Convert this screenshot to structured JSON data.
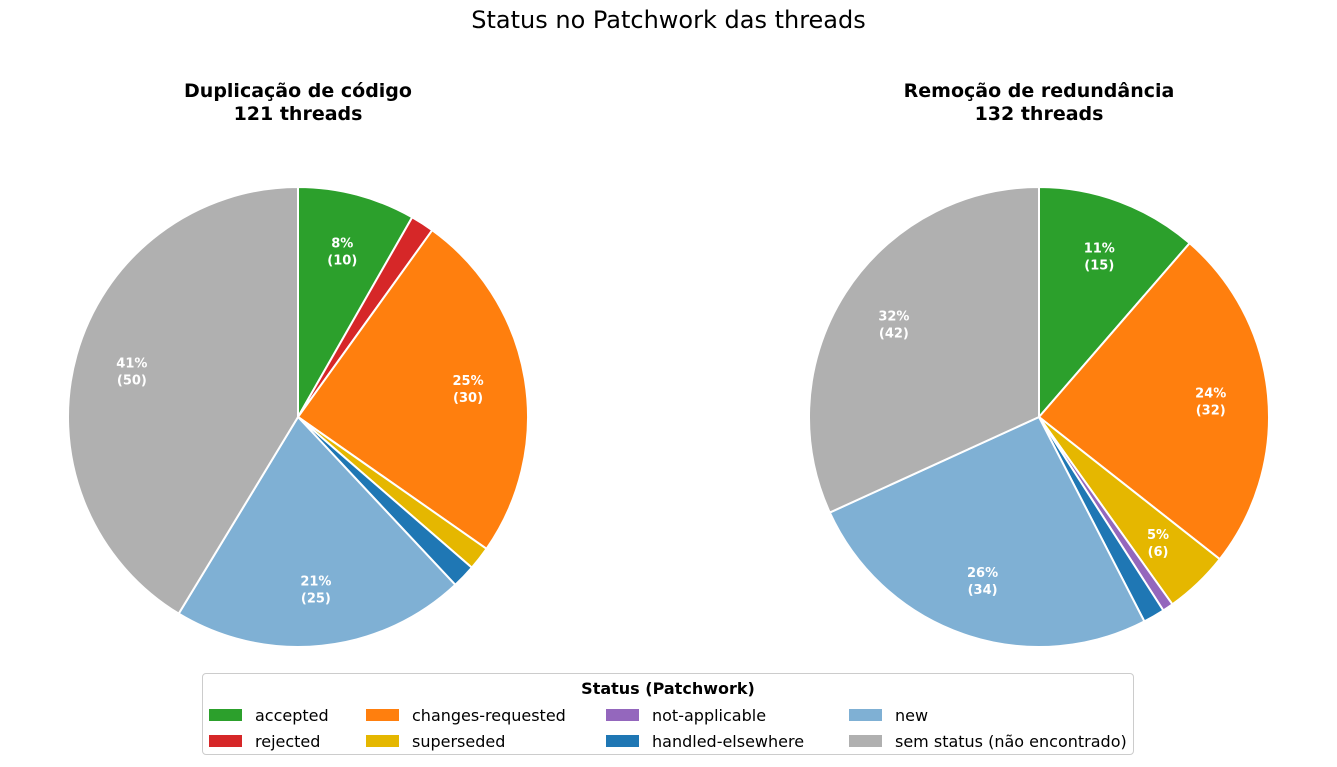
{
  "figure": {
    "suptitle": "Status no Patchwork das threads"
  },
  "colors": {
    "accepted": "#2ca02c",
    "rejected": "#d62728",
    "changes-requested": "#ff7f0e",
    "superseded": "#e5b700",
    "not-applicable": "#9467bd",
    "handled-elsewhere": "#1f77b4",
    "new": "#7fb0d4",
    "sem status (não encontrado)": "#b0b0b0"
  },
  "chart_data": [
    {
      "type": "pie",
      "title_line1": "Duplicação de código",
      "title_line2": "121 threads",
      "start": "top",
      "direction": "clockwise",
      "slices": [
        {
          "label": "accepted",
          "value": 10,
          "text_pct": "8%",
          "text_count": "(10)"
        },
        {
          "label": "rejected",
          "value": 2,
          "text_pct": "",
          "text_count": ""
        },
        {
          "label": "changes-requested",
          "value": 30,
          "text_pct": "25%",
          "text_count": "(30)"
        },
        {
          "label": "superseded",
          "value": 2,
          "text_pct": "",
          "text_count": ""
        },
        {
          "label": "handled-elsewhere",
          "value": 2,
          "text_pct": "",
          "text_count": ""
        },
        {
          "label": "new",
          "value": 25,
          "text_pct": "21%",
          "text_count": "(25)"
        },
        {
          "label": "sem status (não encontrado)",
          "value": 50,
          "text_pct": "41%",
          "text_count": "(50)"
        }
      ]
    },
    {
      "type": "pie",
      "title_line1": "Remoção de redundância",
      "title_line2": "132 threads",
      "start": "top",
      "direction": "clockwise",
      "slices": [
        {
          "label": "accepted",
          "value": 15,
          "text_pct": "11%",
          "text_count": "(15)"
        },
        {
          "label": "changes-requested",
          "value": 32,
          "text_pct": "24%",
          "text_count": "(32)"
        },
        {
          "label": "superseded",
          "value": 6,
          "text_pct": "5%",
          "text_count": "(6)"
        },
        {
          "label": "not-applicable",
          "value": 1,
          "text_pct": "",
          "text_count": ""
        },
        {
          "label": "handled-elsewhere",
          "value": 2,
          "text_pct": "",
          "text_count": ""
        },
        {
          "label": "new",
          "value": 34,
          "text_pct": "26%",
          "text_count": "(34)"
        },
        {
          "label": "sem status (não encontrado)",
          "value": 42,
          "text_pct": "32%",
          "text_count": "(42)"
        }
      ]
    }
  ],
  "legend": {
    "title": "Status (Patchwork)",
    "placement": "bottom-center",
    "items": [
      "accepted",
      "rejected",
      "changes-requested",
      "superseded",
      "not-applicable",
      "handled-elsewhere",
      "new",
      "sem status (não encontrado)"
    ]
  }
}
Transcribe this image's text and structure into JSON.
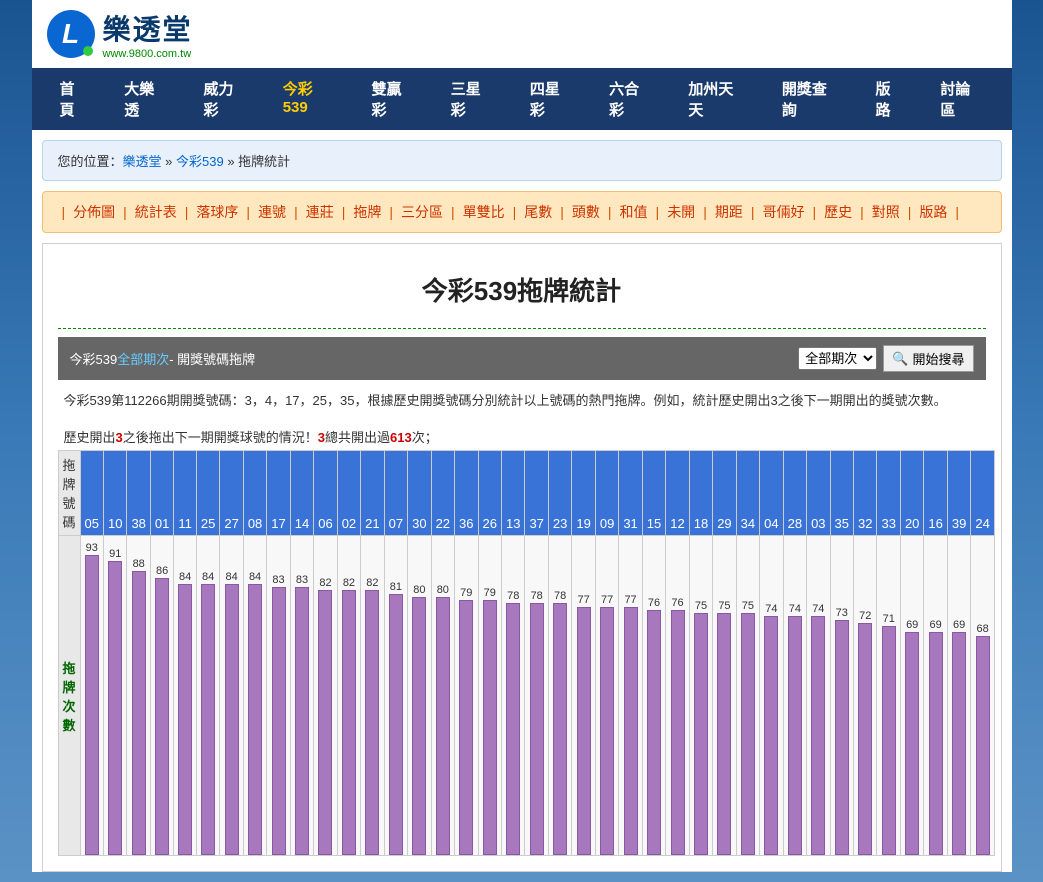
{
  "logo": {
    "letter": "L",
    "title": "樂透堂",
    "url": "www.9800.com.tw"
  },
  "mainNav": [
    {
      "label": "首頁",
      "active": false
    },
    {
      "label": "大樂透",
      "active": false
    },
    {
      "label": "威力彩",
      "active": false
    },
    {
      "label": "今彩539",
      "active": true
    },
    {
      "label": "雙贏彩",
      "active": false
    },
    {
      "label": "三星彩",
      "active": false
    },
    {
      "label": "四星彩",
      "active": false
    },
    {
      "label": "六合彩",
      "active": false
    },
    {
      "label": "加州天天",
      "active": false
    },
    {
      "label": "開獎查詢",
      "active": false
    },
    {
      "label": "版路",
      "active": false
    },
    {
      "label": "討論區",
      "active": false
    }
  ],
  "breadcrumb": {
    "prefix": "您的位置：",
    "items": [
      "樂透堂",
      "今彩539",
      "拖牌統計"
    ],
    "sep": " » "
  },
  "subNav": [
    "分佈圖",
    "統計表",
    "落球序",
    "連號",
    "連莊",
    "拖牌",
    "三分區",
    "單雙比",
    "尾數",
    "頭數",
    "和值",
    "未開",
    "期距",
    "哥倆好",
    "歷史",
    "對照",
    "版路"
  ],
  "pageTitle": "今彩539拖牌統計",
  "filterBar": {
    "prefix": "今彩539",
    "link": "全部期次",
    "suffix": " - 開獎號碼拖牌",
    "selectLabel": "全部期次",
    "button": "開始搜尋"
  },
  "infoText": "今彩539第112266期開獎號碼：3，4，17，25，35，根據歷史開獎號碼分別統計以上號碼的熱門拖牌。例如，統計歷史開出3之後下一期開出的獎號次數。",
  "history": {
    "t1": "歷史開出",
    "n1": "3",
    "t2": "之後拖出下一期開獎球號的情況！",
    "n2": "3",
    "t3": "總共開出過",
    "n3": "613",
    "t4": "次；"
  },
  "chart": {
    "headerLabel": "拖牌號碼",
    "sideLabel": "拖牌次數",
    "maxVal": 93,
    "barColor": "#a878bf",
    "numbers": [
      "05",
      "10",
      "38",
      "01",
      "11",
      "25",
      "27",
      "08",
      "17",
      "14",
      "06",
      "02",
      "21",
      "07",
      "30",
      "22",
      "36",
      "26",
      "13",
      "37",
      "23",
      "19",
      "09",
      "31",
      "15",
      "12",
      "18",
      "29",
      "34",
      "04",
      "28",
      "03",
      "35",
      "32",
      "33",
      "20",
      "16",
      "39",
      "24"
    ],
    "values": [
      93,
      91,
      88,
      86,
      84,
      84,
      84,
      84,
      83,
      83,
      82,
      82,
      82,
      81,
      80,
      80,
      79,
      79,
      78,
      78,
      78,
      77,
      77,
      77,
      76,
      76,
      75,
      75,
      75,
      74,
      74,
      74,
      73,
      72,
      71,
      69,
      69,
      69,
      68
    ]
  }
}
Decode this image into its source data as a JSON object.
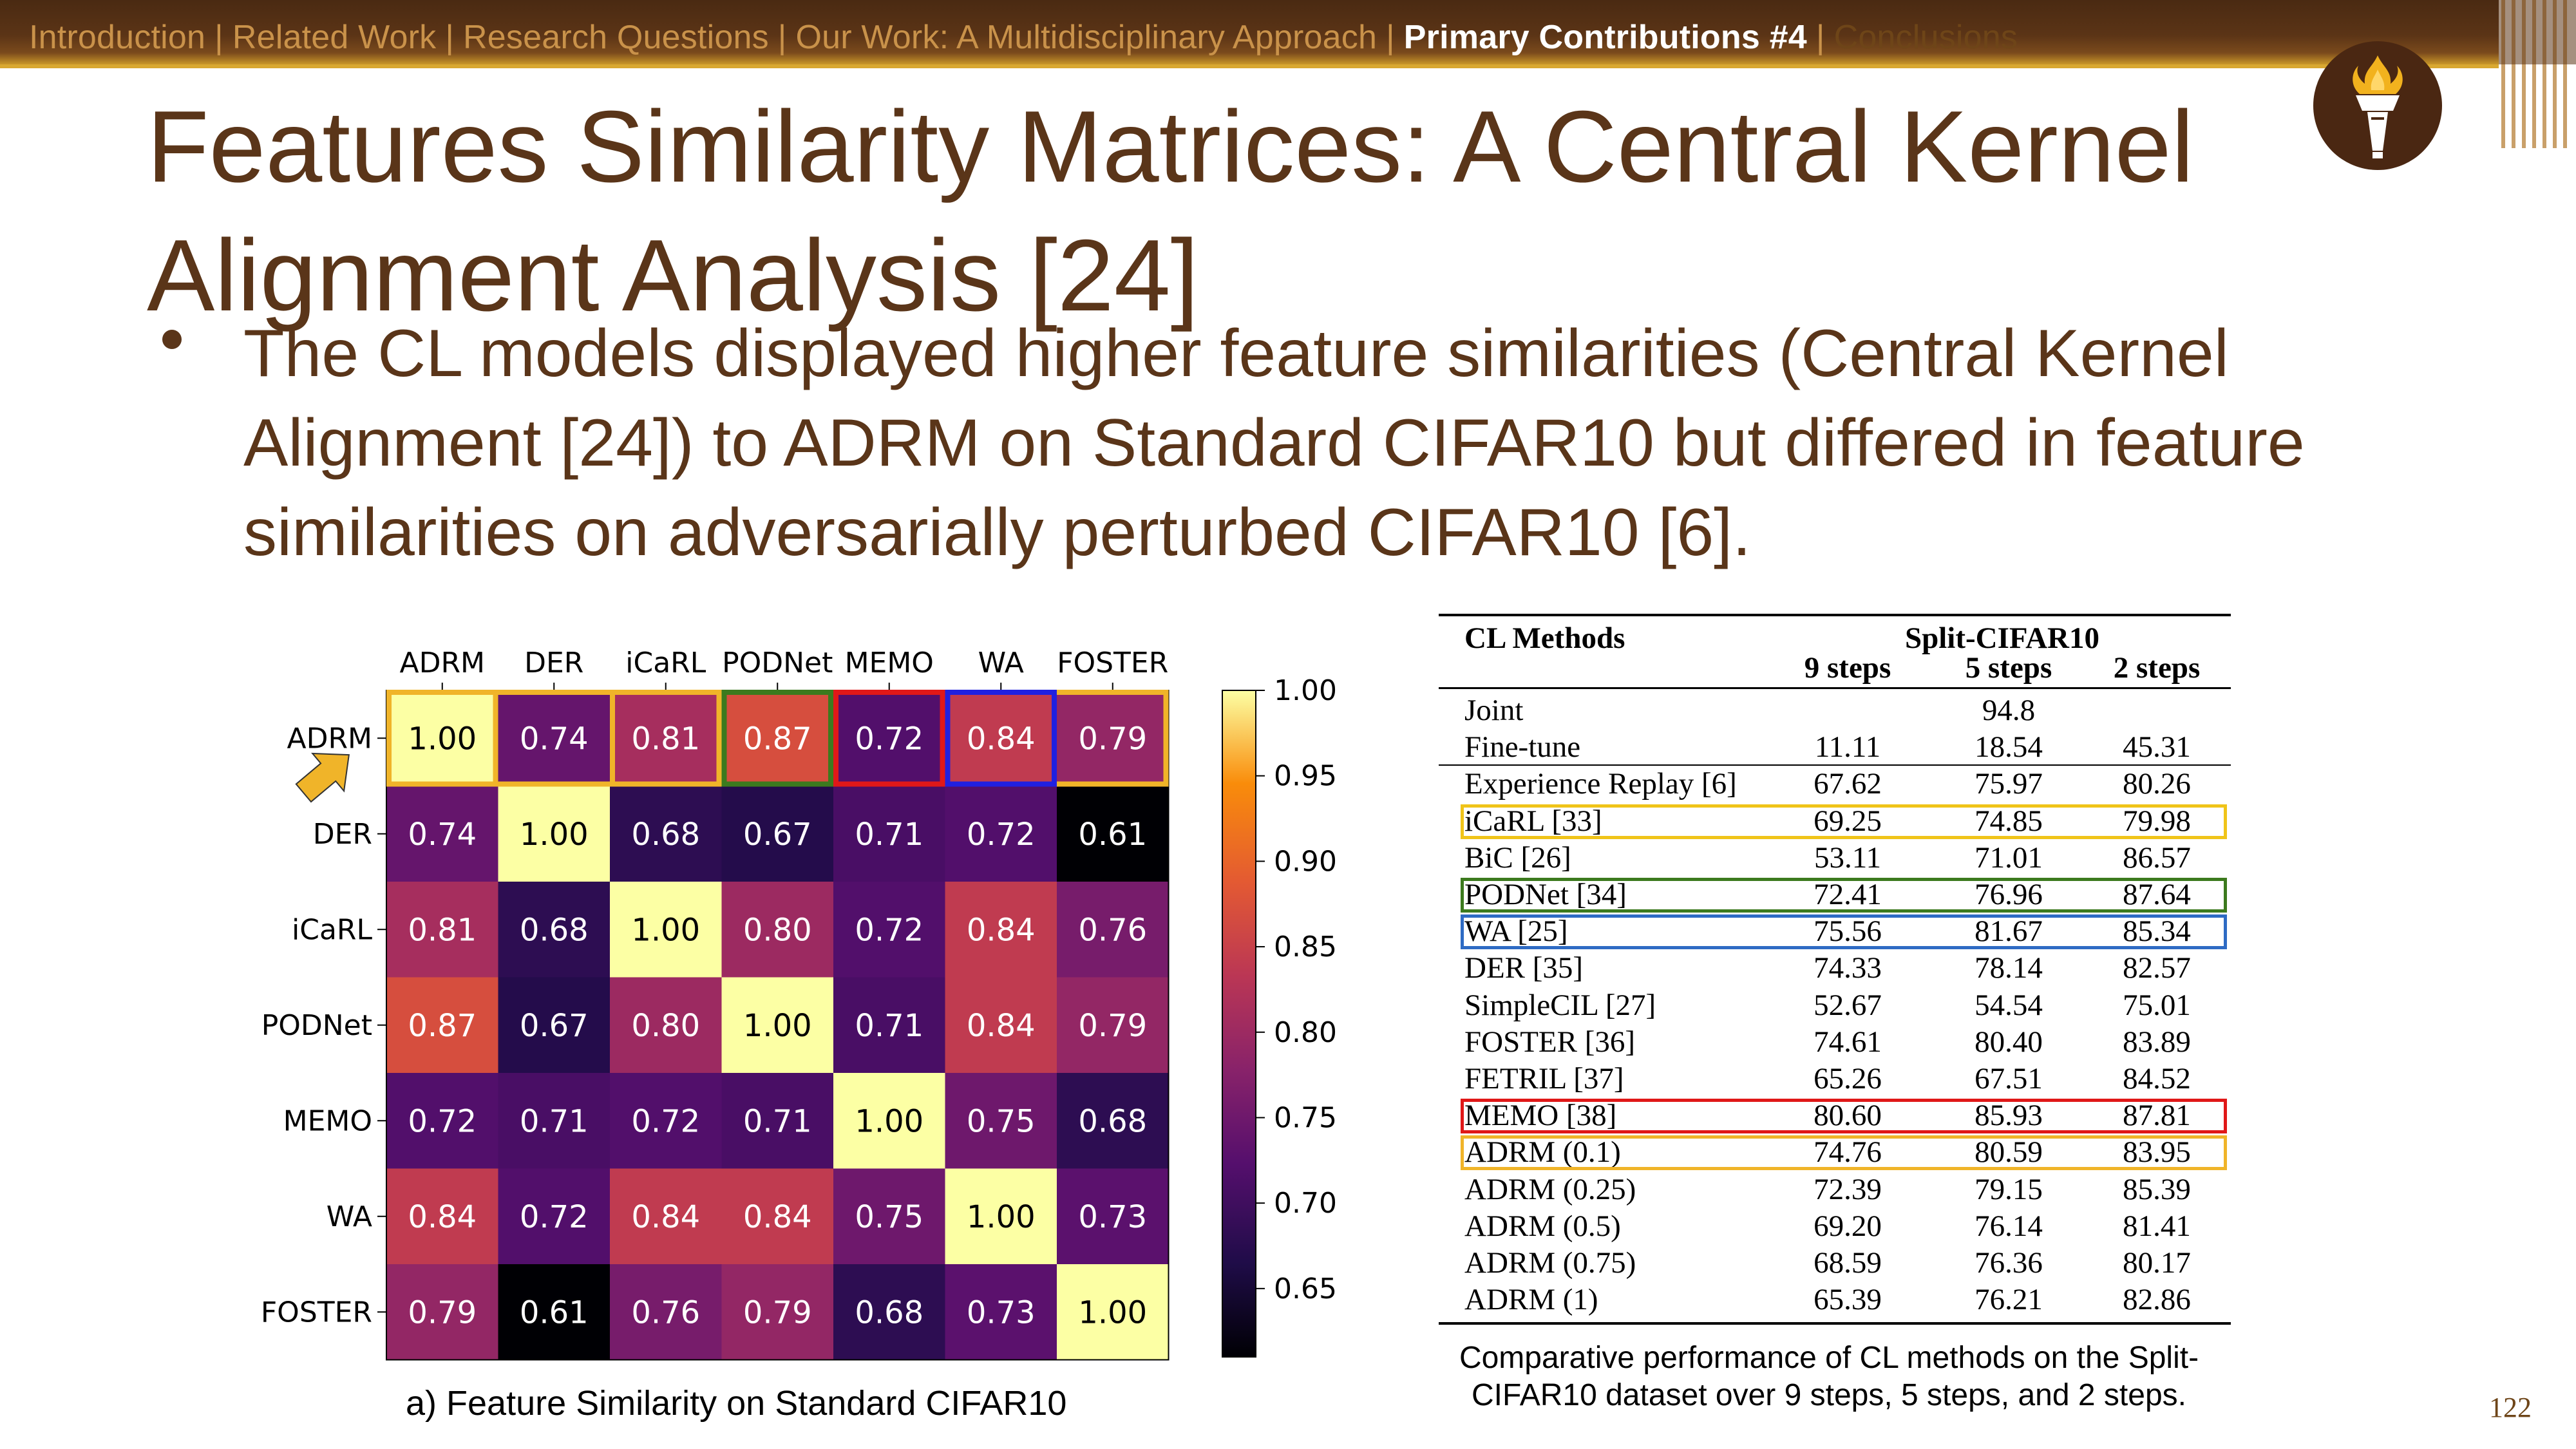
{
  "nav": {
    "items": [
      {
        "label": "Introduction",
        "state": "normal"
      },
      {
        "label": "Related Work",
        "state": "normal"
      },
      {
        "label": "Research Questions",
        "state": "normal"
      },
      {
        "label": "Our Work: A Multidisciplinary Approach",
        "state": "normal"
      },
      {
        "label": "Primary Contributions #4",
        "state": "active"
      },
      {
        "label": "Conclusions",
        "state": "dim"
      }
    ],
    "separator": "|"
  },
  "logo": {
    "icon": "torch-icon"
  },
  "slide": {
    "title": "Features Similarity Matrices: A Central Kernel Alignment Analysis [24]",
    "bullet": "The CL models displayed higher feature similarities (Central Kernel Alignment [24]) to ADRM on Standard CIFAR10 but differed in feature similarities on adversarially perturbed CIFAR10 [6].",
    "page_number": "122"
  },
  "colors": {
    "brown": "#5a3519",
    "gold": "#d9a830",
    "highlight_yellow": "#f0b429",
    "highlight_green": "#3c7a1e",
    "highlight_red": "#e01818",
    "highlight_blue": "#2020e0",
    "table_blue": "#2e6bc4"
  },
  "heatmap": {
    "caption": "a) Feature Similarity on Standard CIFAR10",
    "labels": [
      "ADRM",
      "DER",
      "iCaRL",
      "PODNet",
      "MEMO",
      "WA",
      "FOSTER"
    ],
    "matrix": [
      [
        1.0,
        0.74,
        0.81,
        0.87,
        0.72,
        0.84,
        0.79
      ],
      [
        0.74,
        1.0,
        0.68,
        0.67,
        0.71,
        0.72,
        0.61
      ],
      [
        0.81,
        0.68,
        1.0,
        0.8,
        0.72,
        0.84,
        0.76
      ],
      [
        0.87,
        0.67,
        0.8,
        1.0,
        0.71,
        0.84,
        0.79
      ],
      [
        0.72,
        0.71,
        0.72,
        0.71,
        1.0,
        0.75,
        0.68
      ],
      [
        0.84,
        0.72,
        0.84,
        0.84,
        0.75,
        1.0,
        0.73
      ],
      [
        0.79,
        0.61,
        0.76,
        0.79,
        0.68,
        0.73,
        1.0
      ]
    ],
    "colorbar_ticks": [
      "1.00",
      "0.95",
      "0.90",
      "0.85",
      "0.80",
      "0.75",
      "0.70",
      "0.65"
    ],
    "vmin": 0.61,
    "vmax": 1.0,
    "highlights": [
      {
        "col": 0,
        "color": "#f0b429"
      },
      {
        "col": 2,
        "color": "#f0b429"
      },
      {
        "col": 3,
        "color": "#3c7a1e"
      },
      {
        "col": 4,
        "color": "#e01818"
      },
      {
        "col": 5,
        "color": "#2020e0"
      }
    ],
    "arrows": [
      {
        "col": 2,
        "color": "#f0c419"
      },
      {
        "col": 3,
        "color": "#4d8a1e"
      },
      {
        "col": 4,
        "color": "#e81010"
      },
      {
        "col": 5,
        "color": "#3a18e8"
      },
      {
        "row": 0,
        "color": "#f0b429"
      }
    ]
  },
  "table": {
    "header": {
      "col0": "CL Methods",
      "group": "Split-CIFAR10",
      "steps": [
        "9 steps",
        "5 steps",
        "2 steps"
      ]
    },
    "rows": [
      {
        "method": "Joint",
        "v": [
          "",
          "94.8",
          ""
        ]
      },
      {
        "method": "Fine-tune",
        "v": [
          "11.11",
          "18.54",
          "45.31"
        ]
      },
      {
        "method": "Experience Replay [6]",
        "v": [
          "67.62",
          "75.97",
          "80.26"
        ]
      },
      {
        "method": "iCaRL [33]",
        "v": [
          "69.25",
          "74.85",
          "79.98"
        ]
      },
      {
        "method": "BiC [26]",
        "v": [
          "53.11",
          "71.01",
          "86.57"
        ]
      },
      {
        "method": "PODNet [34]",
        "v": [
          "72.41",
          "76.96",
          "87.64"
        ]
      },
      {
        "method": "WA [25]",
        "v": [
          "75.56",
          "81.67",
          "85.34"
        ]
      },
      {
        "method": "DER [35]",
        "v": [
          "74.33",
          "78.14",
          "82.57"
        ]
      },
      {
        "method": "SimpleCIL [27]",
        "v": [
          "52.67",
          "54.54",
          "75.01"
        ]
      },
      {
        "method": "FOSTER [36]",
        "v": [
          "74.61",
          "80.40",
          "83.89"
        ]
      },
      {
        "method": "FETRIL [37]",
        "v": [
          "65.26",
          "67.51",
          "84.52"
        ]
      },
      {
        "method": "MEMO [38]",
        "v": [
          "80.60",
          "85.93",
          "87.81"
        ]
      },
      {
        "method": "ADRM (0.1)",
        "v": [
          "74.76",
          "80.59",
          "83.95"
        ]
      },
      {
        "method": "ADRM (0.25)",
        "v": [
          "72.39",
          "79.15",
          "85.39"
        ]
      },
      {
        "method": "ADRM (0.5)",
        "v": [
          "69.20",
          "76.14",
          "81.41"
        ]
      },
      {
        "method": "ADRM (0.75)",
        "v": [
          "68.59",
          "76.36",
          "80.17"
        ]
      },
      {
        "method": "ADRM (1)",
        "v": [
          "65.39",
          "76.21",
          "82.86"
        ]
      }
    ],
    "highlights": [
      {
        "row": 3,
        "color": "#f0c419"
      },
      {
        "row": 5,
        "color": "#3c7a1e"
      },
      {
        "row": 6,
        "color": "#2e6bc4"
      },
      {
        "row": 11,
        "color": "#e01818"
      },
      {
        "row": 12,
        "color": "#f0b429"
      }
    ],
    "caption": "Comparative performance of CL methods on the Split-CIFAR10 dataset over 9 steps, 5 steps, and 2 steps."
  }
}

· · · ·

**AIM OF THE TASK:**
Look through the data and gather every line with the string "Standard" in it.

**TASK ANSWER:**
    "bullet": "The CL models displayed higher feature similarities (Central Kernel Alignment [24]) to ADRM on Standard CIFAR10 but differed in feature similarities on adversarially perturbed CIFAR10 [6].",
    "caption": "a) Feature Similarity on Standard CIFAR10",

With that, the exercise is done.